▶ **Task directions**
Give only the number of lines in the records below that contain the word "건강하게".
......
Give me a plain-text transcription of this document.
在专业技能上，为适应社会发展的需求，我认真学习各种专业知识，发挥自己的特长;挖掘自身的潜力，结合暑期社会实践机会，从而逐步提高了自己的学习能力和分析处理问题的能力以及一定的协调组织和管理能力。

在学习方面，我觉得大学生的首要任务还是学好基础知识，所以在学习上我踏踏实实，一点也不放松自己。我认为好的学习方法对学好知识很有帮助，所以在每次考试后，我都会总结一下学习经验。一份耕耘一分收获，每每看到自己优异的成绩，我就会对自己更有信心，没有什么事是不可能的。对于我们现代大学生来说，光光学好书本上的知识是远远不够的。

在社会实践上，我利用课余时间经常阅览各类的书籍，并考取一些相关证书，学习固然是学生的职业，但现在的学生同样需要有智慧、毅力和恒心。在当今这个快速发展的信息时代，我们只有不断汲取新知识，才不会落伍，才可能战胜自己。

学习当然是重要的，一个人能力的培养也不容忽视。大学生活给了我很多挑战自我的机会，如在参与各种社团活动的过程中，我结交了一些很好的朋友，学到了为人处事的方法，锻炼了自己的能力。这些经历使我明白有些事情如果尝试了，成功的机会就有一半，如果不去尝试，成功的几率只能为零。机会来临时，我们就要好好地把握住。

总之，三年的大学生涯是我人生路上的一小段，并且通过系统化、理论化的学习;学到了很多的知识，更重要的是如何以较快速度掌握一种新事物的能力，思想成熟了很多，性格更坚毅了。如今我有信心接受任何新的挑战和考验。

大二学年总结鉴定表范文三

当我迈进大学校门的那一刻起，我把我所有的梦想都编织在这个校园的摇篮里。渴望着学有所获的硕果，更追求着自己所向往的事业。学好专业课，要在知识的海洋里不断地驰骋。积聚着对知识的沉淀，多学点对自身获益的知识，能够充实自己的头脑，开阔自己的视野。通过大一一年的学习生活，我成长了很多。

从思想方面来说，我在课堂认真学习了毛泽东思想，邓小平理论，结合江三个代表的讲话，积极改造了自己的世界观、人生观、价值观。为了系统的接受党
......
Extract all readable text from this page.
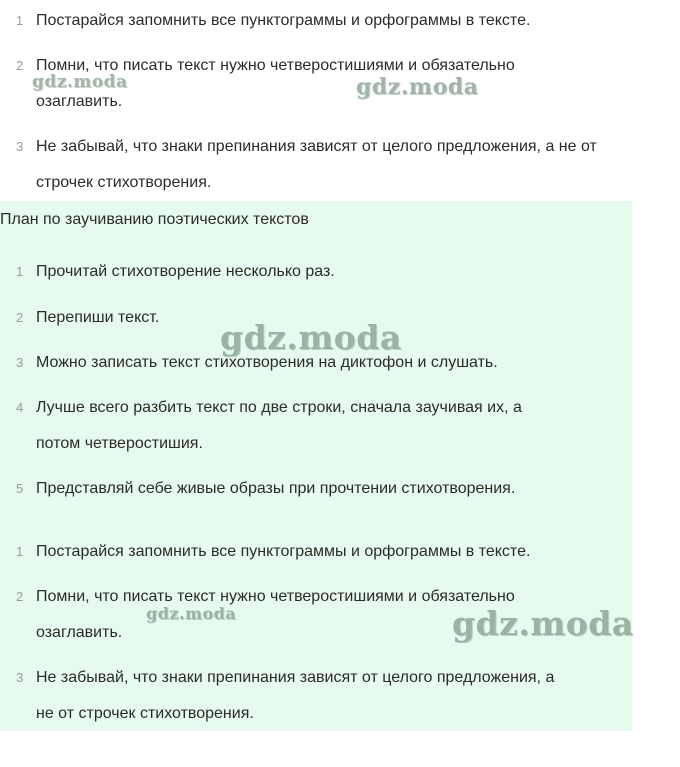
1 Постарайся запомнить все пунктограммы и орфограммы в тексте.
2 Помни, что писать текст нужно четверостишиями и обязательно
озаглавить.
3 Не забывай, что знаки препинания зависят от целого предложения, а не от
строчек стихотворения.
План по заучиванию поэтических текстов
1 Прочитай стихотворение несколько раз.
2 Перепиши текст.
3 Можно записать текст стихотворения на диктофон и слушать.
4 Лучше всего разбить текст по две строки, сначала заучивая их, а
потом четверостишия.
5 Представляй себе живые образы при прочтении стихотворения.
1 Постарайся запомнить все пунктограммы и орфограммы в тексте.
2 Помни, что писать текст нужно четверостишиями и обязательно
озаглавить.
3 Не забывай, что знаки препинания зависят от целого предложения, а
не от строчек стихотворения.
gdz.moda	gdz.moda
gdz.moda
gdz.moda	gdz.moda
......
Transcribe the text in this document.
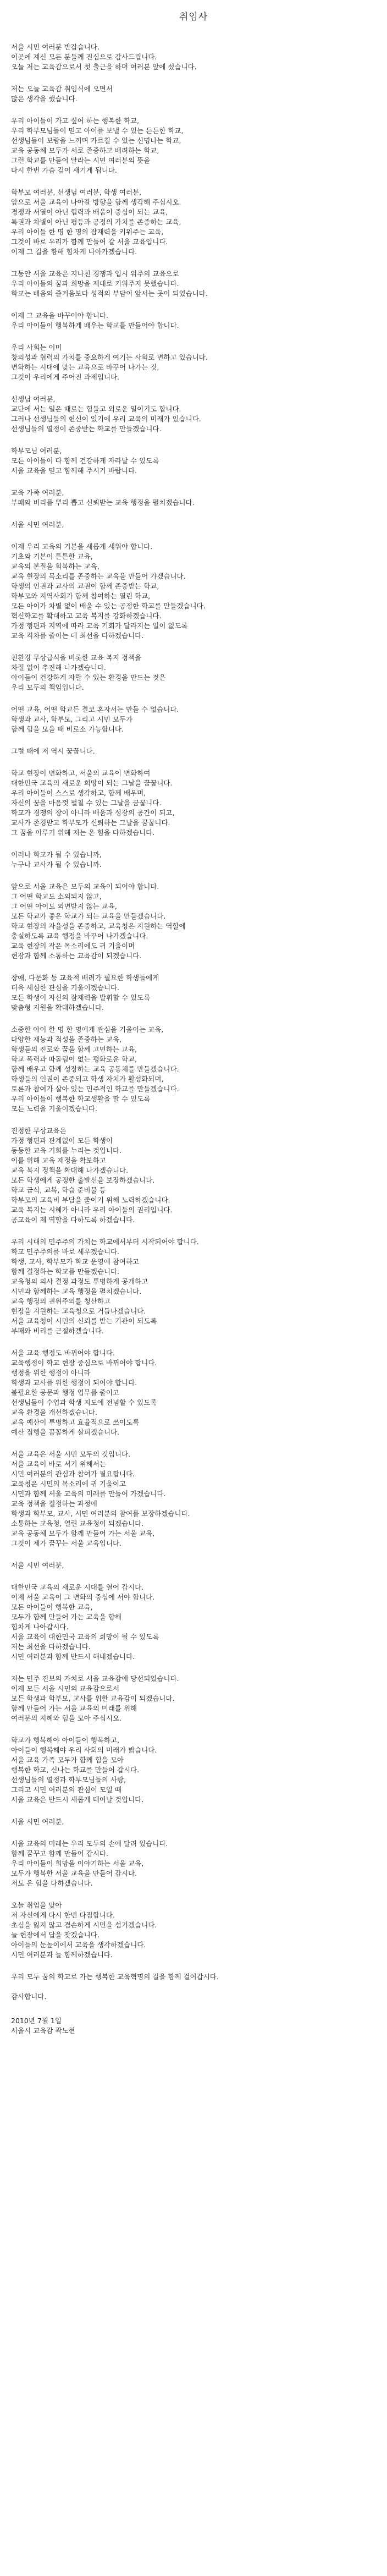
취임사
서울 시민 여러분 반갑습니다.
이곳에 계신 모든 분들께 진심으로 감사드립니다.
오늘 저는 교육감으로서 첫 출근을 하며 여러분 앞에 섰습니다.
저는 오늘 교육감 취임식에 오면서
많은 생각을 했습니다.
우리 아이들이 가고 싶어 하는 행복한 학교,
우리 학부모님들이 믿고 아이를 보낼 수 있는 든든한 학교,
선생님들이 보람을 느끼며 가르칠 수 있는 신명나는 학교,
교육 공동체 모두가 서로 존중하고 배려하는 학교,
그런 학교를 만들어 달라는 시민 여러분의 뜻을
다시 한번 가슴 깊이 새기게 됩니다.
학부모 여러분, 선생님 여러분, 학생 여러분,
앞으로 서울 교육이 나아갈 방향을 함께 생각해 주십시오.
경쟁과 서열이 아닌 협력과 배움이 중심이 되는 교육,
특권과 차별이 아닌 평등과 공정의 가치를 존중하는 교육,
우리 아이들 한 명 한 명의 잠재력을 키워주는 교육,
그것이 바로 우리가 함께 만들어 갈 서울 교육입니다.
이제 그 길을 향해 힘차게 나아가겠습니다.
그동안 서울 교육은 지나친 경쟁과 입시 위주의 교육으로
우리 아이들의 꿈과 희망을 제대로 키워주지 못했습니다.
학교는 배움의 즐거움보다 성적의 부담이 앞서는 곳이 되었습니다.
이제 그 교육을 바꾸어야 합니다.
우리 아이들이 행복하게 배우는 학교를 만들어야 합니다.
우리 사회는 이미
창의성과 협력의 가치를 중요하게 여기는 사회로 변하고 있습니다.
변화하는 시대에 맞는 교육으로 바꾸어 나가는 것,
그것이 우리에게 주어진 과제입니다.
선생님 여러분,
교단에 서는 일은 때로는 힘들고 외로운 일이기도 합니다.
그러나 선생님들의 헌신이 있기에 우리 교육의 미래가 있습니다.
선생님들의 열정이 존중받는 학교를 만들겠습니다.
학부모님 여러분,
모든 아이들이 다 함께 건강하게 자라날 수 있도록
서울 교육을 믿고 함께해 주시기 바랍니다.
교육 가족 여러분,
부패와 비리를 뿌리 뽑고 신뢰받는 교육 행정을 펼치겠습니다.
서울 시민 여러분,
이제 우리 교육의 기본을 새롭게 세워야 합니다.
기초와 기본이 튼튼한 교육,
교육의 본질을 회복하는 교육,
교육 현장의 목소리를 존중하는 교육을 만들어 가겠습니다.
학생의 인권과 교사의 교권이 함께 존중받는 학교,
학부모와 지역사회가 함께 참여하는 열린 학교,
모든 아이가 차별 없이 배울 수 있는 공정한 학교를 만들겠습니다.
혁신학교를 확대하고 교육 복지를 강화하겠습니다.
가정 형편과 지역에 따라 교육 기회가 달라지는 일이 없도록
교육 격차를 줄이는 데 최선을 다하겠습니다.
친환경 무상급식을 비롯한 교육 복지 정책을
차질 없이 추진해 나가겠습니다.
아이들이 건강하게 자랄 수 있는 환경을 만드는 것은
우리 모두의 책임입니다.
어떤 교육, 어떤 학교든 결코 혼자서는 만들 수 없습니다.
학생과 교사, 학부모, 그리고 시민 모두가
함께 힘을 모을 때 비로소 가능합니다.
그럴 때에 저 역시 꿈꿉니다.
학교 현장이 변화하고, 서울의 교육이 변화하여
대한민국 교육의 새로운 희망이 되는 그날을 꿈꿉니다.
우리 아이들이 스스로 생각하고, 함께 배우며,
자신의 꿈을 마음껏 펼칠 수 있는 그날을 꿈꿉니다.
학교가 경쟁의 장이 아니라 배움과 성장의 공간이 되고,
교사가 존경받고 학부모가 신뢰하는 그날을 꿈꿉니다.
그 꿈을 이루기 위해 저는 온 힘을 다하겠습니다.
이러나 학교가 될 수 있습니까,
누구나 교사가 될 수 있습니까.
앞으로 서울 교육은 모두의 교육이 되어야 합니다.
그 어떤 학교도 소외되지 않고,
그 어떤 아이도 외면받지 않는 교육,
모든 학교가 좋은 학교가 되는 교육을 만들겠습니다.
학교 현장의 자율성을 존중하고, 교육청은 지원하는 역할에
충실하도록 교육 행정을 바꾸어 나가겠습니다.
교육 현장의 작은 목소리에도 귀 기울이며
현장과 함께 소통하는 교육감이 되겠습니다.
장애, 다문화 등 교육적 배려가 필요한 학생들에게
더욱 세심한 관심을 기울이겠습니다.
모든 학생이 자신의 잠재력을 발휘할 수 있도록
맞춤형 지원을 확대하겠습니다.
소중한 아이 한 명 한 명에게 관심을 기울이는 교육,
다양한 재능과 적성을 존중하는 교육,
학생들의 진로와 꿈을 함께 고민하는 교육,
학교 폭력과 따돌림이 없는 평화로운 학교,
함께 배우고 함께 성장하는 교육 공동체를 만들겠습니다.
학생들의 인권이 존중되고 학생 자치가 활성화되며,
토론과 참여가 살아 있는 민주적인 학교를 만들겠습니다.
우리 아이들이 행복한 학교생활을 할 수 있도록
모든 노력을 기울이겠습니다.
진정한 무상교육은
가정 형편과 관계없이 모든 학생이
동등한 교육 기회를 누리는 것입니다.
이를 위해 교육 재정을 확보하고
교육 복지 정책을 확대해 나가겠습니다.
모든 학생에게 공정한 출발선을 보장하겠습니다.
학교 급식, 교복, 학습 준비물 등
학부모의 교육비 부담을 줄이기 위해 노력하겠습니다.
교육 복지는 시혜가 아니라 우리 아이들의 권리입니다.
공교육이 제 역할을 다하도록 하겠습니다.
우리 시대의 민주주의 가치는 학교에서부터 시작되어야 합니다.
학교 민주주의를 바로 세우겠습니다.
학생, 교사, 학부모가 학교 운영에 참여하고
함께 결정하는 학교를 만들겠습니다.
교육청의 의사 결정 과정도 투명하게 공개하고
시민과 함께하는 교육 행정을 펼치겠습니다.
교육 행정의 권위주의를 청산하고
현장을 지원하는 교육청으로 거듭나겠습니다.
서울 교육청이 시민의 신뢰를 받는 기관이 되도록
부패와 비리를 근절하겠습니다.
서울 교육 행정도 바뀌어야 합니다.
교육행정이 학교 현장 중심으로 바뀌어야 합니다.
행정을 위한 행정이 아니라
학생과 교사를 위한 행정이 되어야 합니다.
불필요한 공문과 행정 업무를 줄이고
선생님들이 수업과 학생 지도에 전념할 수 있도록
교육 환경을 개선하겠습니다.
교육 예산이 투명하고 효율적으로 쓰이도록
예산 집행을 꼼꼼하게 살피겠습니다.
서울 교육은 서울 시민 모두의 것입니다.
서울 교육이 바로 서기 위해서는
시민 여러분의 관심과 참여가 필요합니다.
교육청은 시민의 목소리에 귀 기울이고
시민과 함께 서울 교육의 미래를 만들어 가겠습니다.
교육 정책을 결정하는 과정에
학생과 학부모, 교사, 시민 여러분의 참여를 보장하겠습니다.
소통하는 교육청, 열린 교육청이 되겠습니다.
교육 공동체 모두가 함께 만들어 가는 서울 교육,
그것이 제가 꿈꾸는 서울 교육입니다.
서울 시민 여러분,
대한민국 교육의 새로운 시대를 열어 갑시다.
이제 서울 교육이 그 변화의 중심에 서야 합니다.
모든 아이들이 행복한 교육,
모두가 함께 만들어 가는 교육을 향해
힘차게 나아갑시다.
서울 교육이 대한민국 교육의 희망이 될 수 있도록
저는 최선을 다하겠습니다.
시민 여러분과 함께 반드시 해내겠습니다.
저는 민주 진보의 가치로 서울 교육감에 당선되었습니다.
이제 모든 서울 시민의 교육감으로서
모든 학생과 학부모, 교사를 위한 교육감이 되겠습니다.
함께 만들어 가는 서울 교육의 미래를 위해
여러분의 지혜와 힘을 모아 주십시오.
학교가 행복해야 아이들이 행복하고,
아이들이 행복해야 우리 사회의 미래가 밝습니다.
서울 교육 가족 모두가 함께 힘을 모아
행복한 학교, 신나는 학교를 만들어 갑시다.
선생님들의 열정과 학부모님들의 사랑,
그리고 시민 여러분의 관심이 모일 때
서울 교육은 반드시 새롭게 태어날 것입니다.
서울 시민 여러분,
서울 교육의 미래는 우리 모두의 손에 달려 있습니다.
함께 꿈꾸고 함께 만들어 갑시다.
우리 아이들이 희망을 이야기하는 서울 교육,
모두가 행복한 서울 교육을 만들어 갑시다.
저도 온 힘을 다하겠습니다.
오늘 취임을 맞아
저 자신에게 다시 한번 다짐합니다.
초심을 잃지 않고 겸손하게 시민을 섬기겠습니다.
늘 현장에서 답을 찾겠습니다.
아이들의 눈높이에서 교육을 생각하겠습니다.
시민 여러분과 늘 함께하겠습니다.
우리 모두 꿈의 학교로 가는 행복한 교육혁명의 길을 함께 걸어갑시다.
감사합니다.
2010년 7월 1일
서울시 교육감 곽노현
......
▶ **Solution to this exercise**
2